'''
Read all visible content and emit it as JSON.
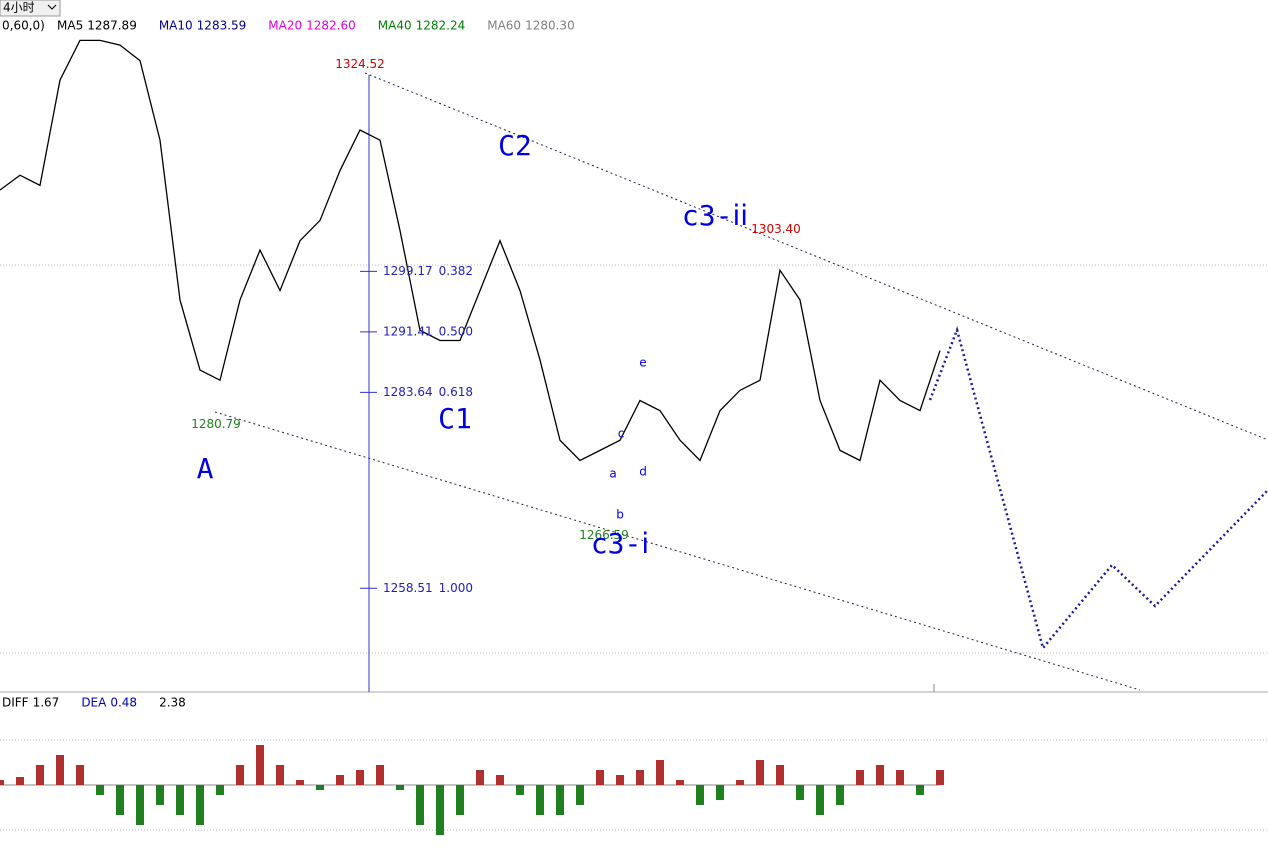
{
  "toolbar": {
    "period": "4小时"
  },
  "chart_data": {
    "type": "line",
    "legend_prefix": "0,60,0)",
    "indicators": [
      {
        "name": "MA5",
        "value": 1287.89,
        "color": "#000000"
      },
      {
        "name": "MA10",
        "value": 1283.59,
        "color": "#00008b"
      },
      {
        "name": "MA20",
        "value": {
          "value": 1282.6,
          "label": "1282.60"
        },
        "color": "#e000e0"
      },
      {
        "name": "MA40",
        "value": 1282.24,
        "color": "#008000"
      },
      {
        "name": "MA60",
        "value": {
          "value": 1280.3,
          "label": "1280.30"
        },
        "color": "#808080"
      }
    ],
    "xlim": [
      0,
      47
    ],
    "ylim": [
      1245.2,
      1331.8
    ],
    "series": [
      {
        "name": "MA5",
        "color": "#000000",
        "values": [
          1309.6,
          1311.5,
          1310.2,
          1323.7,
          1328.8,
          1328.8,
          1328.2,
          1326.2,
          1316.0,
          1295.5,
          1286.5,
          1285.2,
          1295.5,
          1301.9,
          1296.7,
          1303.1,
          1305.7,
          1312.1,
          1317.3,
          1316.0,
          1304.4,
          1291.6,
          1290.3,
          1290.3,
          1296.7,
          1303.1,
          1296.7,
          1287.8,
          1277.5,
          1274.9,
          1276.2,
          1277.5,
          1282.6,
          1281.3,
          1277.5,
          1274.9,
          1281.3,
          1283.9,
          1285.2,
          1299.3,
          1295.5,
          1282.6,
          1276.2,
          1274.9,
          1285.2,
          1282.6,
          1281.3,
          1289.0
        ]
      }
    ],
    "price_labels": [
      {
        "value": 1324.52,
        "x": 18,
        "color": "#d00000"
      },
      {
        "value": {
          "value": 1303.4,
          "label": "1303.40"
        },
        "x": 38.8,
        "color": "#d00000"
      },
      {
        "value": 1280.79,
        "x": 10.8,
        "color": "#208020"
      },
      {
        "value": 1266.59,
        "x": 30.2,
        "color": "#208020"
      }
    ],
    "fib_levels": [
      {
        "price": 1299.17,
        "ratio": 0.382
      },
      {
        "price": 1291.41,
        "ratio": {
          "value": 0.5,
          "label": "0.500"
        }
      },
      {
        "price": 1283.64,
        "ratio": 0.618
      },
      {
        "price": 1258.51,
        "ratio": {
          "value": 1,
          "label": "1.000"
        }
      }
    ],
    "wave_labels": [
      "A",
      "C1",
      "C2",
      "c3-ⅰ",
      "c3-ⅰⅰ"
    ],
    "sub_labels": [
      "e",
      "c",
      "d",
      "a",
      "b"
    ],
    "macd": {
      "indicators": [
        {
          "name": "DIFF",
          "value": 1.67,
          "color": "#000000"
        },
        {
          "name": "DEA",
          "value": 0.48,
          "color": "#0000c0"
        },
        {
          "name": "",
          "value": 2.38,
          "color": "#000000"
        }
      ],
      "ylim": [
        -7.6,
        9.3
      ],
      "values": [
        0.5,
        0.8,
        2,
        3,
        2,
        -1,
        -3,
        -4,
        -2,
        -3,
        -4,
        -1,
        2,
        4,
        2,
        0.5,
        -0.5,
        1,
        1.5,
        2,
        -0.5,
        -4,
        -5,
        -3,
        1.5,
        1,
        -1,
        -3,
        -3,
        -2,
        1.5,
        1,
        1.5,
        2.5,
        0.5,
        -2,
        -1.5,
        0.5,
        2.5,
        2,
        -1.5,
        -3,
        -2,
        1.5,
        2,
        1.5,
        -1,
        1.5
      ]
    }
  }
}
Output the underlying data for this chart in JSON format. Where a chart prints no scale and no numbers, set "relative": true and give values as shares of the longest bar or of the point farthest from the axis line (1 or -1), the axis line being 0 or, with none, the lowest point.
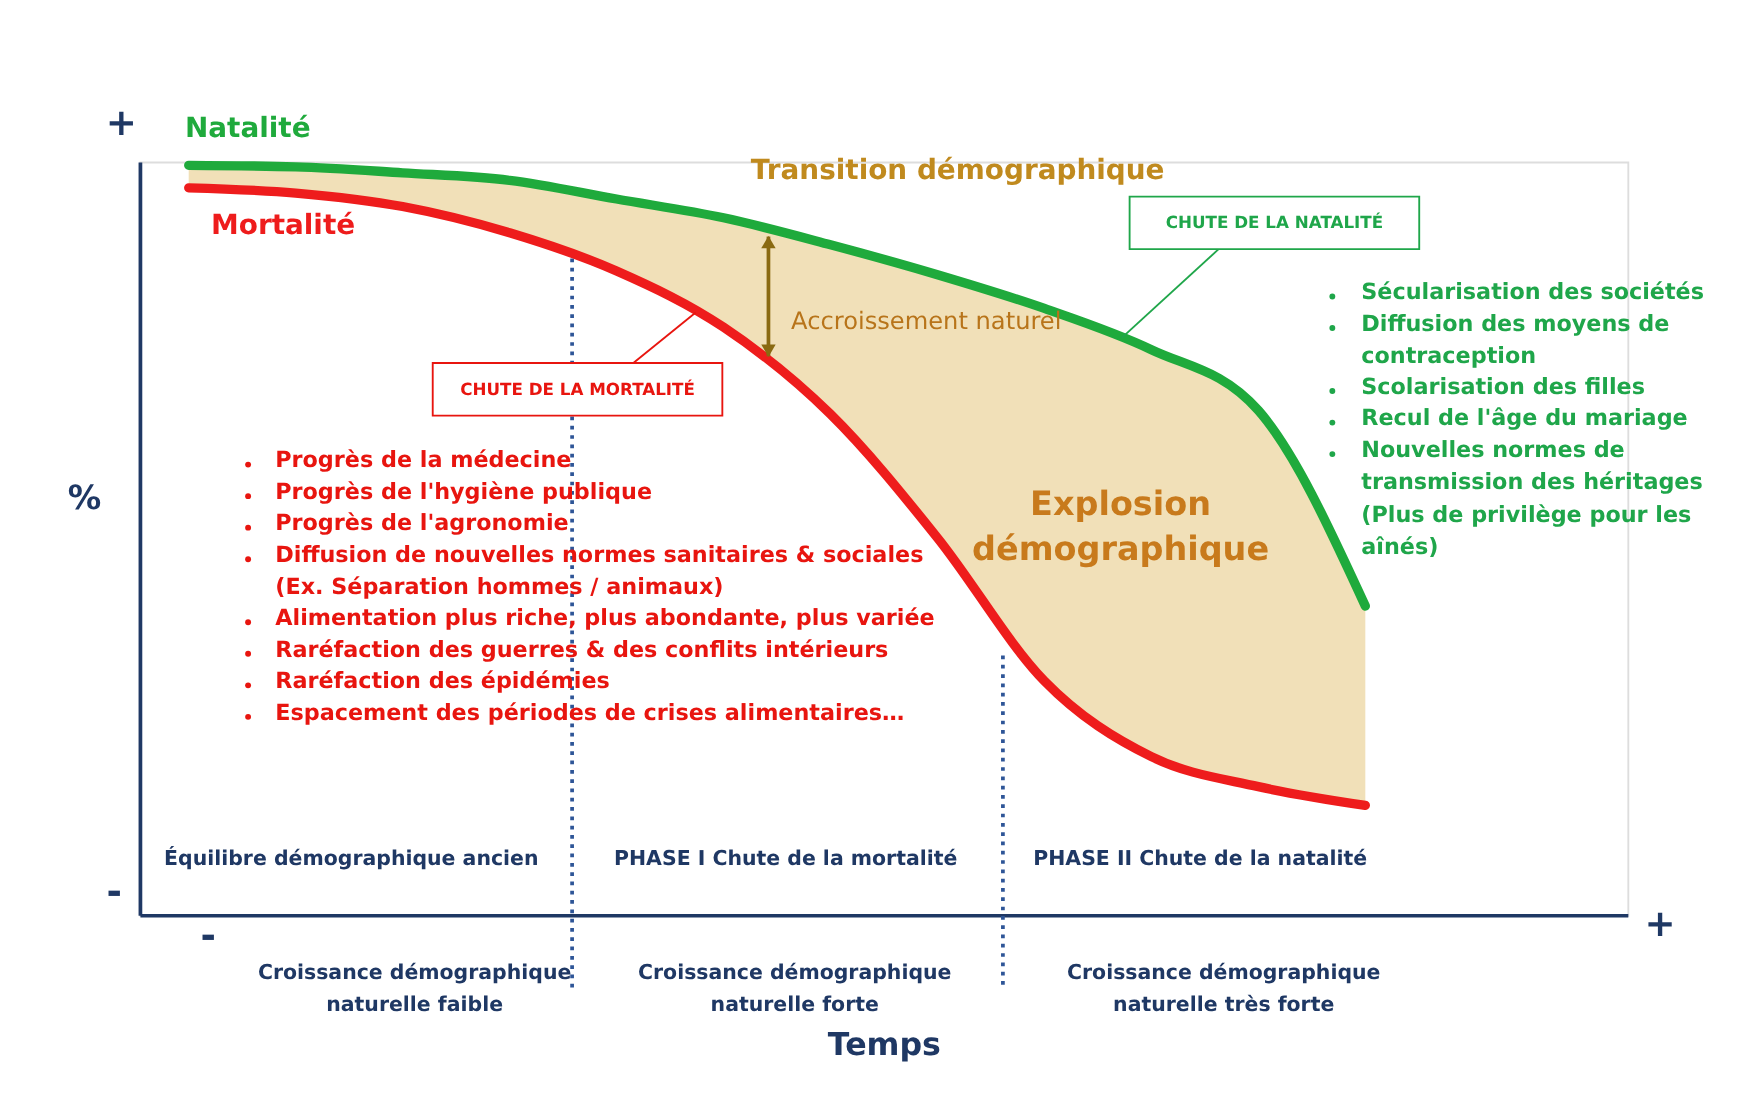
{
  "chart_data": {
    "type": "line",
    "xlabel": "Temps",
    "ylabel": "%",
    "grid": false,
    "relative": true,
    "categories": [
      null,
      null,
      null,
      null,
      null,
      null,
      null,
      null,
      null,
      null,
      null,
      null
    ],
    "series": [
      {
        "name": "Natalité",
        "color": "#1faa3c",
        "values": [
          1,
          0.998,
          0.99,
          0.98,
          0.955,
          0.93,
          0.894,
          0.854,
          0.809,
          0.754,
          0.673,
          0.412
        ],
        "lower": [
          0.97,
          0.963,
          0.945,
          0.91,
          0.859,
          0.784,
          0.668,
          0.503,
          0.312,
          0.211,
          0.171,
          0.146
        ],
        "upper": [
          1,
          0.998,
          0.99,
          0.98,
          0.955,
          0.93,
          0.894,
          0.854,
          0.809,
          0.754,
          0.673,
          0.412
        ]
      },
      {
        "name": "Mortalité",
        "color": "#ee1c1c",
        "values": [
          0.97,
          0.963,
          0.945,
          0.91,
          0.859,
          0.784,
          0.668,
          0.503,
          0.312,
          0.211,
          0.171,
          0.146
        ]
      }
    ],
    "annotations": [
      "Transition démographique",
      "Accroissement naturel",
      "Explosion\ndémographique",
      "CHUTE DE LA MORTALITÉ",
      "CHUTE DE LA NATALITÉ",
      "Progrès de la médecine",
      "Progrès de l'hygiène publique",
      "Progrès de l'agronomie",
      "Diffusion de nouvelles normes sanitaires & sociales\n(Ex. Séparation hommes / animaux)",
      "Alimentation plus riche, plus abondante, plus variée",
      "Raréfaction des guerres & des conflits intérieurs",
      "Raréfaction des épidémies",
      "Espacement des périodes de crises alimentaires…",
      "Sécularisation des sociétés",
      "Diffusion des moyens de\ncontraception",
      "Scolarisation des filles",
      "Recul de l'âge du mariage",
      "Nouvelles normes de\ntransmission des héritages\n(Plus de privilège pour les\naînés)",
      "Équilibre démographique ancien",
      "PHASE I Chute de la mortalité",
      "PHASE II Chute de la natalité",
      "Croissance démographique\nnaturelle faible",
      "Croissance démographique\nnaturelle forte",
      "Croissance démographique\nnaturelle très forte",
      "+",
      "-",
      "-",
      "+"
    ]
  }
}
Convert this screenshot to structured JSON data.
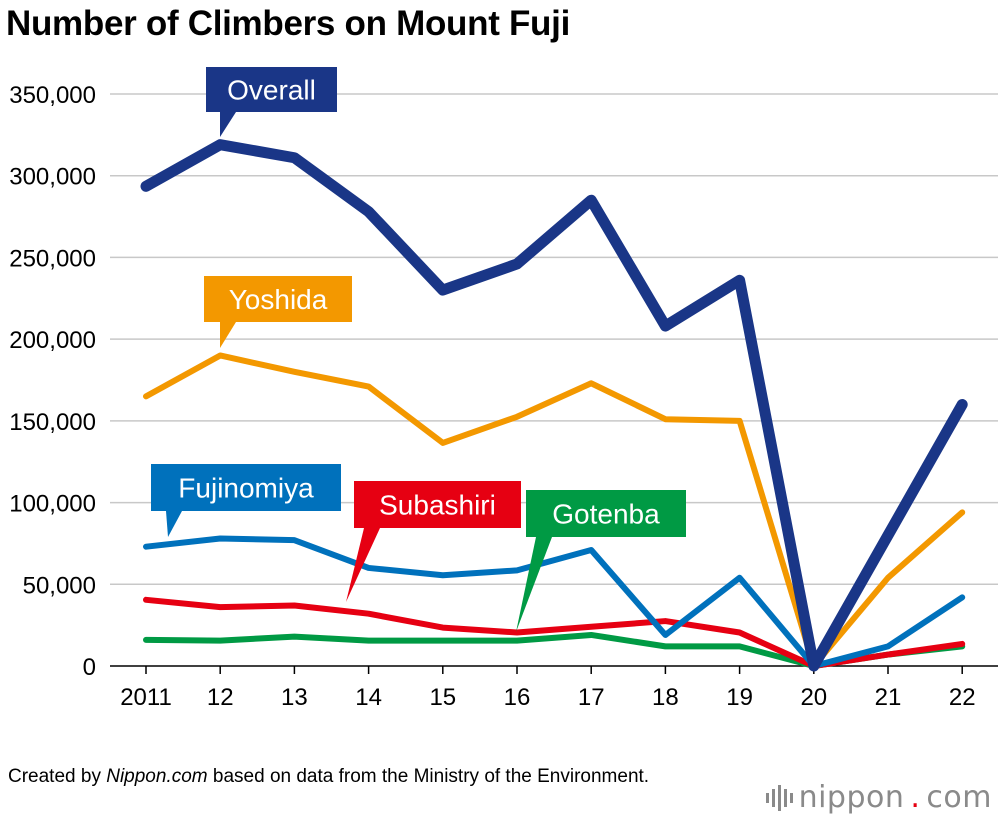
{
  "title": "Number of Climbers on Mount Fuji",
  "footer": {
    "prefix": "Created by ",
    "source": "Nippon.com",
    "suffix": " based on data from the Ministry of the Environment."
  },
  "brand": {
    "name": "nippon",
    "dot": ".",
    "tld": "com",
    "icon": "bars-icon"
  },
  "chart_data": {
    "type": "line",
    "title": "Number of Climbers on Mount Fuji",
    "xlabel": "",
    "ylabel": "",
    "categories": [
      "2011",
      "12",
      "13",
      "14",
      "15",
      "16",
      "17",
      "18",
      "19",
      "20",
      "21",
      "22"
    ],
    "ylim": [
      0,
      350000
    ],
    "yticks": [
      0,
      50000,
      100000,
      150000,
      200000,
      250000,
      300000,
      350000
    ],
    "ytick_labels": [
      "0",
      "50,000",
      "100,000",
      "150,000",
      "200,000",
      "250,000",
      "300,000",
      "350,000"
    ],
    "grid": true,
    "series": [
      {
        "name": "Gotenba",
        "color": "#009a44",
        "values": [
          16000,
          15500,
          18000,
          15500,
          15500,
          15500,
          19000,
          12000,
          12000,
          0,
          7000,
          12000
        ]
      },
      {
        "name": "Subashiri",
        "color": "#e60012",
        "values": [
          40500,
          36000,
          37000,
          32000,
          23500,
          20500,
          24000,
          27500,
          20500,
          0,
          7000,
          13500
        ]
      },
      {
        "name": "Fujinomiya",
        "color": "#0071bc",
        "values": [
          73000,
          78000,
          77000,
          60000,
          55500,
          58500,
          71000,
          19000,
          54000,
          0,
          12000,
          42000
        ]
      },
      {
        "name": "Yoshida",
        "color": "#f39800",
        "values": [
          165000,
          190000,
          180000,
          171000,
          136500,
          152500,
          173000,
          151000,
          150000,
          0,
          54000,
          94000
        ]
      },
      {
        "name": "Overall",
        "color": "#1a3687",
        "values": [
          293500,
          319000,
          311000,
          278000,
          230000,
          246000,
          285000,
          208000,
          236000,
          0,
          80000,
          160000
        ]
      }
    ]
  }
}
'''
- **Exercise requirements**: Each line that has the word "nnaturelle" should be copied.

- **The reply**:
      "Croissance démographique\nnaturelle faible",
      "Croissance démographique\nnaturelle forte",
      "Croissance démographique\nnaturelle très forte",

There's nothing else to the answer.